_Directive_. Write the data out again in full, with no departure from the original.
--- Material shown ---
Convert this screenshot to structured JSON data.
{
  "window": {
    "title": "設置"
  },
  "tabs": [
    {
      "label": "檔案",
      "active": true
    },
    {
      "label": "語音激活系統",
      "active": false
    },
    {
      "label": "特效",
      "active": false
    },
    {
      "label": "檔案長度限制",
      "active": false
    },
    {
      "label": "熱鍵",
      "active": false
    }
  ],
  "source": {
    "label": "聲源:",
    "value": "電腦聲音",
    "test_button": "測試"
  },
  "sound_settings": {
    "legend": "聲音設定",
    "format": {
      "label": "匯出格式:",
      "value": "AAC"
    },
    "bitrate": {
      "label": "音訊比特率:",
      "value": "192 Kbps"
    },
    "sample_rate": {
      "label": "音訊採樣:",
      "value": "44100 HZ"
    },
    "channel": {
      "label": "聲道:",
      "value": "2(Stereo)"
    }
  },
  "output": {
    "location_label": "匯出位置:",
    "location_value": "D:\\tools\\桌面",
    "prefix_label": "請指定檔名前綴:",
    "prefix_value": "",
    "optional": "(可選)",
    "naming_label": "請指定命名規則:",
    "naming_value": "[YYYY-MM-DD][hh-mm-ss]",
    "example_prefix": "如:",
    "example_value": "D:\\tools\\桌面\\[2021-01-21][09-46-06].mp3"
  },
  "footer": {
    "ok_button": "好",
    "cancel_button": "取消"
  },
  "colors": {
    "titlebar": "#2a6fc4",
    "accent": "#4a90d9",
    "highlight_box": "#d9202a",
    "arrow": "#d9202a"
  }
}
---
_Written answer_.
Convert this screenshot to structured JSON data.
{
  "window": {
    "title": "設置"
  },
  "tabs": [
    {
      "label": "檔案",
      "active": true
    },
    {
      "label": "語音激活系統",
      "active": false
    },
    {
      "label": "特效",
      "active": false
    },
    {
      "label": "檔案長度限制",
      "active": false
    },
    {
      "label": "熱鍵",
      "active": false
    }
  ],
  "source": {
    "label": "聲源:",
    "value": "電腦聲音",
    "test_button": "測試"
  },
  "sound_settings": {
    "legend": "聲音設定",
    "format": {
      "label": "匯出格式:",
      "value": "AAC"
    },
    "bitrate": {
      "label": "音訊比特率:",
      "value": "192 Kbps"
    },
    "sample_rate": {
      "label": "音訊採樣:",
      "value": "44100 HZ"
    },
    "channel": {
      "label": "聲道:",
      "value": "2(Stereo)"
    }
  },
  "output": {
    "location_label": "匯出位置:",
    "location_value": "D:\\tools\\桌面",
    "prefix_label": "請指定檔名前綴:",
    "prefix_value": "",
    "optional": "(可選)",
    "naming_label": "請指定命名規則:",
    "naming_value": "[YYYY-MM-DD][hh-mm-ss]",
    "example_prefix": "如:",
    "example_value": "D:\\tools\\桌面\\[2021-01-21][09-46-06].mp3"
  },
  "footer": {
    "ok_button": "好",
    "cancel_button": "取消"
  },
  "colors": {
    "titlebar": "#2a6fc4",
    "accent": "#4a90d9",
    "highlight_box": "#d9202a",
    "arrow": "#d9202a"
  }
}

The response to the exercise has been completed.